(Recorded data)

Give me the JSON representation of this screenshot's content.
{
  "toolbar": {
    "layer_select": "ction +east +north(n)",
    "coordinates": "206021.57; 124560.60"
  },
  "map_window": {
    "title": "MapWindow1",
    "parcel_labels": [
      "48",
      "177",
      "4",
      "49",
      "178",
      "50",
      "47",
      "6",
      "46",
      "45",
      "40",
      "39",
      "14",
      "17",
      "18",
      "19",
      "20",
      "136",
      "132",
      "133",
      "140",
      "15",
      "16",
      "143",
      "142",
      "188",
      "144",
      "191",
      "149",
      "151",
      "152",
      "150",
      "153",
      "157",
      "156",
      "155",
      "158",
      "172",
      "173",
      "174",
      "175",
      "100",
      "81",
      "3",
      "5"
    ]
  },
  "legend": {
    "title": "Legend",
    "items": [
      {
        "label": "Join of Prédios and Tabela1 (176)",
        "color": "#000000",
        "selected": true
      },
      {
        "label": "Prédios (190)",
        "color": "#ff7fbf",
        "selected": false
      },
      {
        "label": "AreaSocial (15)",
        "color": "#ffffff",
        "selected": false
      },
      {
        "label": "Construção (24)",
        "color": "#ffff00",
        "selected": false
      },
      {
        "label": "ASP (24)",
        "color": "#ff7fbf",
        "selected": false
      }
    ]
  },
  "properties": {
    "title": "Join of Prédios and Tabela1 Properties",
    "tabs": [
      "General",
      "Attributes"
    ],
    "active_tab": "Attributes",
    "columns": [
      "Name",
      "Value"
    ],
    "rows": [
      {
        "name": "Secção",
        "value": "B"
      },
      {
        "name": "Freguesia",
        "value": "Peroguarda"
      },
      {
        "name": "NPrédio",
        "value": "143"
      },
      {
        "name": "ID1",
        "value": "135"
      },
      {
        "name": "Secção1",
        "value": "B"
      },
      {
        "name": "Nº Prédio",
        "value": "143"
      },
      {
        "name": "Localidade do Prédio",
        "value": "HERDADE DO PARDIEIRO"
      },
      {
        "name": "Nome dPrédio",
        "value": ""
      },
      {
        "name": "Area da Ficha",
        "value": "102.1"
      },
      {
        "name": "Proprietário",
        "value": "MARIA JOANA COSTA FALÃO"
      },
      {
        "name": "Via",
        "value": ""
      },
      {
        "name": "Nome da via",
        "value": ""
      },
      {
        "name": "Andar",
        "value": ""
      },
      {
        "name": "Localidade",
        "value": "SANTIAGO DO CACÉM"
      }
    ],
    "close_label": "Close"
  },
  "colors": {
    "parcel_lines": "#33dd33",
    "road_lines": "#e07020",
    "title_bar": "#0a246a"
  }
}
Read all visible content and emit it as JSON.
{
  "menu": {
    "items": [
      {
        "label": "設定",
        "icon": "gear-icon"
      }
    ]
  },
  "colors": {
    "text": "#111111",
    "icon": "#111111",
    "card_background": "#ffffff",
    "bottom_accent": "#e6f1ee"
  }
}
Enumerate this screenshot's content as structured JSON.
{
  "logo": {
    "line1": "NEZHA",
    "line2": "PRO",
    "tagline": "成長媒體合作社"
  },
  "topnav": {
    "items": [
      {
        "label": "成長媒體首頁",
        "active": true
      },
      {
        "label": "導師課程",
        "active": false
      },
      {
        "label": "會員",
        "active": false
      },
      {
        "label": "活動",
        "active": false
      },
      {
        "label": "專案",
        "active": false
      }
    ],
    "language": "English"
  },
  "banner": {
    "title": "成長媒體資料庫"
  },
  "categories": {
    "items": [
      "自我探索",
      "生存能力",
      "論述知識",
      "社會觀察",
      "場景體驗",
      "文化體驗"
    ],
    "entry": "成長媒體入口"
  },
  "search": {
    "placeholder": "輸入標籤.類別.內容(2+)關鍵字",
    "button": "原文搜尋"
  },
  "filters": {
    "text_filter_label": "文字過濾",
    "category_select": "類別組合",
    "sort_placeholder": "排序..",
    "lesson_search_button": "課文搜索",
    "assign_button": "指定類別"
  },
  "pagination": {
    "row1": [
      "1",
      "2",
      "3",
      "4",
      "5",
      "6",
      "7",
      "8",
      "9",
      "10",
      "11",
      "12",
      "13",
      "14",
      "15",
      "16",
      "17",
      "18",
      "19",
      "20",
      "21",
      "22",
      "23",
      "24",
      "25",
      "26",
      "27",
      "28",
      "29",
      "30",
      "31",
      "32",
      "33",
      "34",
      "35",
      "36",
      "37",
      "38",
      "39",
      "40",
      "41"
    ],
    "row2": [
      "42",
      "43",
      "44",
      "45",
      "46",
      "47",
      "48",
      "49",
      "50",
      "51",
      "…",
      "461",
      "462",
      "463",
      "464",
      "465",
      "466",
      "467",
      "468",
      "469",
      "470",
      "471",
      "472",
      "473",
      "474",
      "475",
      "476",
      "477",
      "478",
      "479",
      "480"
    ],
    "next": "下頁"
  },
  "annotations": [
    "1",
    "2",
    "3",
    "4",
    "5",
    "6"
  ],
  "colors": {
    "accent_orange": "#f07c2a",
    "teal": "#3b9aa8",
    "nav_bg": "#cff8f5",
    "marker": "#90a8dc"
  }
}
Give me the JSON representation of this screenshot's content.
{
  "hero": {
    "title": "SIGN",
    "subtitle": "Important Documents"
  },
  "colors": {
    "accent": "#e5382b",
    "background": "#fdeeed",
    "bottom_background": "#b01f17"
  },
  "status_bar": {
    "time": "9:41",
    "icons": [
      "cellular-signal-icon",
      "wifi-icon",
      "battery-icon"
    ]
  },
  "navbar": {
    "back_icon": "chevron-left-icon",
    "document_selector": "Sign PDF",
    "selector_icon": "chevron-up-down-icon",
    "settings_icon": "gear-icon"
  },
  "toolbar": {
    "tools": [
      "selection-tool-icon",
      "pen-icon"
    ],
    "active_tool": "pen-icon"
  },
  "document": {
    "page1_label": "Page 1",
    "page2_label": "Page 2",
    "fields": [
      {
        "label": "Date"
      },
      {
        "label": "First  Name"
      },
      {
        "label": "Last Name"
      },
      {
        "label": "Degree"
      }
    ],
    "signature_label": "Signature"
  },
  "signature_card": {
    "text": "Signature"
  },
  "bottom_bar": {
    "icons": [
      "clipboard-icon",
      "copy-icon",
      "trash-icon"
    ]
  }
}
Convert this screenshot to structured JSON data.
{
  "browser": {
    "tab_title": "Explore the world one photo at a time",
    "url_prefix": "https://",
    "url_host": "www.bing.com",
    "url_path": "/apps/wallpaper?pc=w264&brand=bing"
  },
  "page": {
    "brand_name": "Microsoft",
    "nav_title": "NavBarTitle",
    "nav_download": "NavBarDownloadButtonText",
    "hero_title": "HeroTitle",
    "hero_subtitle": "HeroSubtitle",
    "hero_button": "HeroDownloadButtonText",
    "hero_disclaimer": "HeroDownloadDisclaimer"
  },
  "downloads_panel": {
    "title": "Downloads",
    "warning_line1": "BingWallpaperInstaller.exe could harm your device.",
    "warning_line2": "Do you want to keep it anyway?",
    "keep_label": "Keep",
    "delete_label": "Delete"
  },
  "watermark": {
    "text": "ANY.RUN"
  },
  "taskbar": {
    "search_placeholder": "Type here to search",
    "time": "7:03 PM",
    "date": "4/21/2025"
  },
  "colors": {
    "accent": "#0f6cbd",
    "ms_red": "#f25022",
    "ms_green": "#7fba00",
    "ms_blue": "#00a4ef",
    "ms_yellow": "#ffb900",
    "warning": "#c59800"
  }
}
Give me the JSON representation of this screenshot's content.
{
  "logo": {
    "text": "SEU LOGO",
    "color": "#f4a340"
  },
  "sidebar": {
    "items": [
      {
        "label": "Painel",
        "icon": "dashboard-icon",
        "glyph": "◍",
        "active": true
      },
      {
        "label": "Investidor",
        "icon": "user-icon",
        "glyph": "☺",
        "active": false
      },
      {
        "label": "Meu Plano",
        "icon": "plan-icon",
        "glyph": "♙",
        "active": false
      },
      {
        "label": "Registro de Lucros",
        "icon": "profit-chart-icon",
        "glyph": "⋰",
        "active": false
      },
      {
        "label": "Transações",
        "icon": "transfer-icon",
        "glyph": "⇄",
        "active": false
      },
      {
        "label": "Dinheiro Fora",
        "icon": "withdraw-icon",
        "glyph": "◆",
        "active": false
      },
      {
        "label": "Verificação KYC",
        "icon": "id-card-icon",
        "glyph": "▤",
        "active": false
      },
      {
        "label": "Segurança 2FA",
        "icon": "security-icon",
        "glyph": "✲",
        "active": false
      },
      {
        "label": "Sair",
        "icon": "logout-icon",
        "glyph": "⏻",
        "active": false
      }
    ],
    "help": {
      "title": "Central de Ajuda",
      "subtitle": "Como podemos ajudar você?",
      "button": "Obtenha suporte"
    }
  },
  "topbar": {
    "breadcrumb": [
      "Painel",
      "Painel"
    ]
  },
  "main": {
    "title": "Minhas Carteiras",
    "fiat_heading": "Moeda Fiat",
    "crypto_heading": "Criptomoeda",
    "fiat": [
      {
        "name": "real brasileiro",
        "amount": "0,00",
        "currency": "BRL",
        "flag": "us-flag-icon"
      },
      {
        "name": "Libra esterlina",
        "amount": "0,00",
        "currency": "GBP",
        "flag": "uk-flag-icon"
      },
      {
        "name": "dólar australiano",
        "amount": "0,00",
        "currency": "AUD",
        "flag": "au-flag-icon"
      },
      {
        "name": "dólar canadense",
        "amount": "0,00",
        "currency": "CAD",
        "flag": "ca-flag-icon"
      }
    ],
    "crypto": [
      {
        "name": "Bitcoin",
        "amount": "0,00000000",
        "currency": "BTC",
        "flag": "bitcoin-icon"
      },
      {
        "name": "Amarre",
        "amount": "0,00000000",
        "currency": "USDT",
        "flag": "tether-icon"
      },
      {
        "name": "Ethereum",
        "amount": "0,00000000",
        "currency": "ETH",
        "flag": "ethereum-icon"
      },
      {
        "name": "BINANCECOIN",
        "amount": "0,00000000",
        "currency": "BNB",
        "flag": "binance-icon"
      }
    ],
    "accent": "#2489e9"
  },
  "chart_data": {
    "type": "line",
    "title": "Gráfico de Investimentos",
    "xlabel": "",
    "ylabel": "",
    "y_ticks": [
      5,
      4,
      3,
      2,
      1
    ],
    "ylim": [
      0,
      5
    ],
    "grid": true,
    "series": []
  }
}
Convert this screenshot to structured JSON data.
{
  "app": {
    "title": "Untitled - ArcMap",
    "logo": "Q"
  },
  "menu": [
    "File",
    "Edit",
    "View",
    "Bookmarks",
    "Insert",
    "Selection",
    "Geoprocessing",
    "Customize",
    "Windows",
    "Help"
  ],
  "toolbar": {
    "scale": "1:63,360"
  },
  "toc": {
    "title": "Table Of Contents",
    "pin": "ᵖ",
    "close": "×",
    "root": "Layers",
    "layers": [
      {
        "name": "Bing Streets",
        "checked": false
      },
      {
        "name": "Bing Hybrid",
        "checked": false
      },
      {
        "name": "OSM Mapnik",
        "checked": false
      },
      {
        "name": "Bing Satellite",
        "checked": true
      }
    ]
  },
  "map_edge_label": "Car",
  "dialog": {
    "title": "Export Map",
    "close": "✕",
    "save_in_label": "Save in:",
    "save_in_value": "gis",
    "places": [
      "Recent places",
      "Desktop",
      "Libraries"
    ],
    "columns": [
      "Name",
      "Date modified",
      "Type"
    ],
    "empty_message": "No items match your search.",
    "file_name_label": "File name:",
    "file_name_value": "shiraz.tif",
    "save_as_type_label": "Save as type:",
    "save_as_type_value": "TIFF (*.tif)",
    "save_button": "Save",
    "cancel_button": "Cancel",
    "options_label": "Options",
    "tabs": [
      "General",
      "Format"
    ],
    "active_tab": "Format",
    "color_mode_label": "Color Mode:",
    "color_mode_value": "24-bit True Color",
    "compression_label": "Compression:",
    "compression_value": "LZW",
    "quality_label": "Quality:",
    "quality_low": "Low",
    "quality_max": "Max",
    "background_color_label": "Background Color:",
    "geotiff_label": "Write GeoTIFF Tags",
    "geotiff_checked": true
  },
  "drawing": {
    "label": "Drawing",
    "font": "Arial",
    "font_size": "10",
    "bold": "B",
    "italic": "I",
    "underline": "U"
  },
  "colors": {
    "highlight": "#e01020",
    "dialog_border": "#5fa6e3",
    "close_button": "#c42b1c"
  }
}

DIRECTION: Copy in full each line that holds the word "Join".

EXERCISE SOLUTION:
        "label": "Join of Prédios and Tabela1 (176)",
    "title": "Join of Prédios and Tabela1 Properties",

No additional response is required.